OBJECTIVE:
List each line in the entries below that contains the string "legend", copying every such line in full.
== GIVEN ENTRIES
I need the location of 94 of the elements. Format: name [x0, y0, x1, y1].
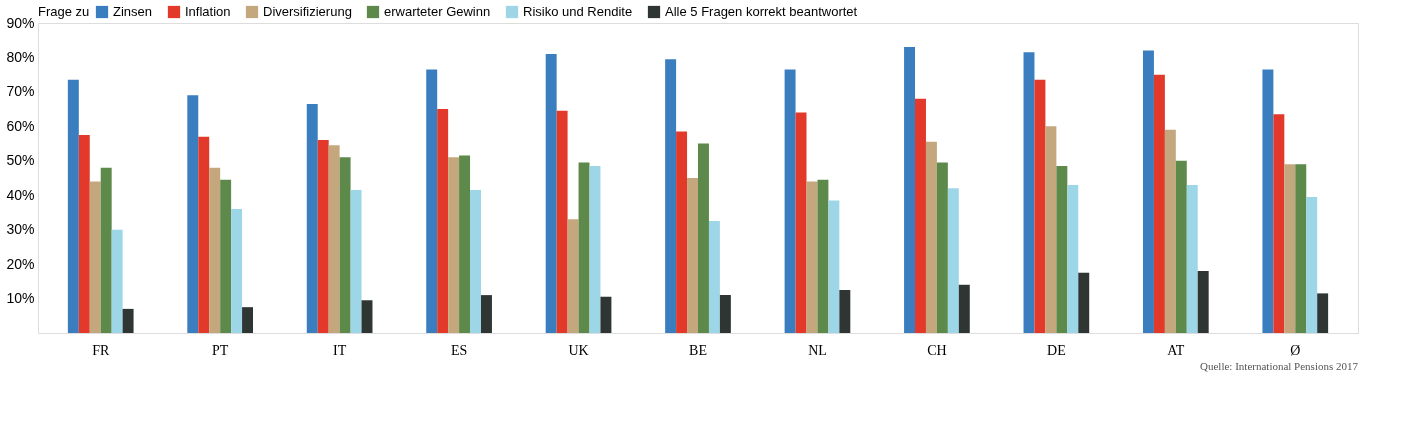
x-tick-label: PT: [212, 342, 229, 358]
x-tick-label: BE: [689, 342, 707, 358]
bar: [1164, 129, 1176, 333]
bar: [317, 140, 329, 333]
bar: [470, 190, 481, 333]
bar: [426, 69, 438, 333]
x-tick-label: DE: [1047, 342, 1066, 358]
bar: [187, 95, 199, 333]
bar: [828, 200, 840, 333]
bar: [947, 188, 959, 333]
y-tick-label: 40%: [6, 186, 35, 203]
source-note: Quelle: International Pensions 2017: [1200, 360, 1359, 372]
x-tick-label: IT: [333, 342, 347, 358]
legend-label: Alle 5 Fragen korrekt beantwortet: [665, 4, 858, 19]
bar: [1153, 74, 1165, 333]
bar: [936, 162, 948, 333]
bar: [676, 131, 688, 333]
bar: [1284, 164, 1296, 333]
bar: [1317, 293, 1329, 333]
y-tick-label: 90%: [6, 14, 35, 31]
bar: [1056, 165, 1068, 333]
bar: [784, 69, 796, 333]
bar: [1306, 196, 1318, 333]
bar: [1067, 184, 1079, 333]
legend-label: Inflation: [185, 4, 231, 19]
bar: [817, 179, 829, 333]
bar: [122, 308, 134, 333]
bar: [719, 295, 731, 333]
bar: [665, 59, 677, 333]
bar: [1045, 126, 1057, 333]
bar: [198, 136, 210, 333]
bar: [100, 167, 112, 333]
bar: [687, 178, 698, 333]
bar: [1078, 272, 1090, 333]
bar: [795, 112, 807, 333]
bar: [111, 229, 123, 333]
bar: [578, 162, 590, 333]
bar: [361, 300, 373, 333]
y-tick-label: 50%: [6, 152, 35, 169]
bar: [328, 145, 340, 333]
x-tick-label: CH: [927, 342, 947, 358]
bar: [1023, 52, 1035, 333]
bar: [448, 157, 460, 333]
bar: [1186, 184, 1198, 333]
bar: [698, 143, 709, 333]
bar: [600, 296, 612, 333]
x-tick-label: ES: [450, 342, 468, 358]
legend-label: erwarteter Gewinn: [384, 4, 491, 19]
legend-label: Risiko und Rendite: [523, 4, 633, 19]
x-tick-label: NL: [808, 342, 827, 358]
bar: [708, 221, 720, 333]
bar: [67, 79, 79, 333]
bar: [925, 141, 937, 333]
bar: [78, 134, 90, 333]
legend-title: Frage zu: [38, 4, 90, 19]
bar: [958, 284, 970, 333]
bar: [459, 155, 471, 333]
x-tick-label: Ø: [1290, 342, 1301, 358]
y-tick-label: 10%: [6, 290, 35, 307]
y-tick-label: 70%: [6, 83, 35, 100]
bar: [1295, 164, 1307, 333]
bar: [350, 190, 362, 333]
bar: [1142, 50, 1154, 333]
bar: [567, 219, 579, 333]
bar: [839, 289, 851, 333]
bar: [1273, 114, 1285, 333]
bar: [556, 110, 568, 333]
bar: [1034, 79, 1046, 333]
bar: [904, 47, 916, 333]
bar: [339, 157, 351, 333]
bar: [1262, 69, 1274, 333]
bar: [242, 307, 254, 333]
bar: [231, 209, 243, 333]
x-tick-label: FR: [92, 342, 110, 358]
bar: [1175, 160, 1187, 333]
bar: [915, 98, 926, 333]
legend-label: Zinsen: [113, 4, 153, 19]
x-tick-label: AT: [1167, 342, 1185, 358]
bar: [480, 295, 492, 333]
bar: [89, 181, 101, 333]
bar: [1197, 271, 1209, 333]
legend-label: Diversifizierung: [263, 4, 352, 19]
y-tick-label: 80%: [6, 48, 35, 65]
bar: [220, 179, 232, 333]
x-tick-label: UK: [568, 342, 589, 358]
bar: [589, 165, 601, 333]
y-tick-label: 20%: [6, 255, 35, 272]
bar: [437, 109, 449, 333]
bar: [806, 181, 818, 333]
y-tick-label: 60%: [6, 117, 35, 134]
bar: [306, 103, 318, 333]
bar: [209, 167, 221, 333]
bar: [545, 54, 557, 333]
y-tick-label: 30%: [6, 221, 35, 238]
====
SOLUTION:
legend-label: Alle 5 Fragen korrekt beantwortet: [665, 4, 858, 19]
legend-label: Inflation: [185, 4, 231, 19]
legend-label: erwarteter Gewinn: [384, 4, 491, 19]
legend-label: Risiko und Rendite: [523, 4, 633, 19]
legend-title: Frage zu: [38, 4, 90, 19]
legend-label: Zinsen: [113, 4, 153, 19]
legend-label: Diversifizierung: [263, 4, 352, 19]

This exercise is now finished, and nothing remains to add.